● Request
Would you write out the entries below, every one of them, exactly?
--------------------------------------------------
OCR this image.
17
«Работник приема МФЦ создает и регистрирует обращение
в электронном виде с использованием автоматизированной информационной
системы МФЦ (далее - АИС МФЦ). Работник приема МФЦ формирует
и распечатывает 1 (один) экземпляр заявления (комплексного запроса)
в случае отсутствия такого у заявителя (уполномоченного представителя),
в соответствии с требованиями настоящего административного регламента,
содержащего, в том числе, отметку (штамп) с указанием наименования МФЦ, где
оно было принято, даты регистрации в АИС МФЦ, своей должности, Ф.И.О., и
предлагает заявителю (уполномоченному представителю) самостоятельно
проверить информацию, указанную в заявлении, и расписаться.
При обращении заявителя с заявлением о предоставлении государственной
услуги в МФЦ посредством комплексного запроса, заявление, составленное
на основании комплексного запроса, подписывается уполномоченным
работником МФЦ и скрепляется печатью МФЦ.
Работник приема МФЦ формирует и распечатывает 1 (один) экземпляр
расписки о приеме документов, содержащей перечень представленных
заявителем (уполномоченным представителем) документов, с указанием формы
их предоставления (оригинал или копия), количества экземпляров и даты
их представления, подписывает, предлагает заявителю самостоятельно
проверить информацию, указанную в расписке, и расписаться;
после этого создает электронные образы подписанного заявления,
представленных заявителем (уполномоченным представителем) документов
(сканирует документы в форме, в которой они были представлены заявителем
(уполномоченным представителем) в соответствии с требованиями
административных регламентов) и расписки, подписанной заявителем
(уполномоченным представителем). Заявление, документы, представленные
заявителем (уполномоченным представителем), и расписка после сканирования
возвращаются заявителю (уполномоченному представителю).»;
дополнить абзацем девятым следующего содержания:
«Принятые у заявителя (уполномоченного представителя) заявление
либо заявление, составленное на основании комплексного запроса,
--------------------------------------------------
● Written reply
OCR this image.
17
«Работник приема МФЦ создает и регистрирует обращение
в электронном виде с использованием автоматизированной информационной
системы МФЦ (далее - АИС МФЦ). Работник приема МФЦ формирует
и распечатывает 1 (один) экземпляр заявления (комплексного запроса)
в случае отсутствия такого у заявителя (уполномоченного представителя),
в соответствии с требованиями настоящего административного регламента,
содержащего, в том числе, отметку (штамп) с указанием наименования МФЦ, где
оно было принято, даты регистрации в АИС МФЦ, своей должности, Ф.И.О., и
предлагает заявителю (уполномоченному представителю) самостоятельно
проверить информацию, указанную в заявлении, и расписаться.
При обращении заявителя с заявлением о предоставлении государственной
услуги в МФЦ посредством комплексного запроса, заявление, составленное
на основании комплексного запроса, подписывается уполномоченным
работником МФЦ и скрепляется печатью МФЦ.
Работник приема МФЦ формирует и распечатывает 1 (один) экземпляр
расписки о приеме документов, содержащей перечень представленных
заявителем (уполномоченным представителем) документов, с указанием формы
их предоставления (оригинал или копия), количества экземпляров и даты
их представления, подписывает, предлагает заявителю самостоятельно
проверить информацию, указанную в расписке, и расписаться;
после этого создает электронные образы подписанного заявления,
представленных заявителем (уполномоченным представителем) документов
(сканирует документы в форме, в которой они были представлены заявителем
(уполномоченным представителем) в соответствии с требованиями
административных регламентов) и расписки, подписанной заявителем
(уполномоченным представителем). Заявление, документы, представленные
заявителем (уполномоченным представителем), и расписка после сканирования
возвращаются заявителю (уполномоченному представителю).»;
дополнить абзацем девятым следующего содержания:
«Принятые у заявителя (уполномоченного представителя) заявление
либо заявление, составленное на основании комплексного запроса,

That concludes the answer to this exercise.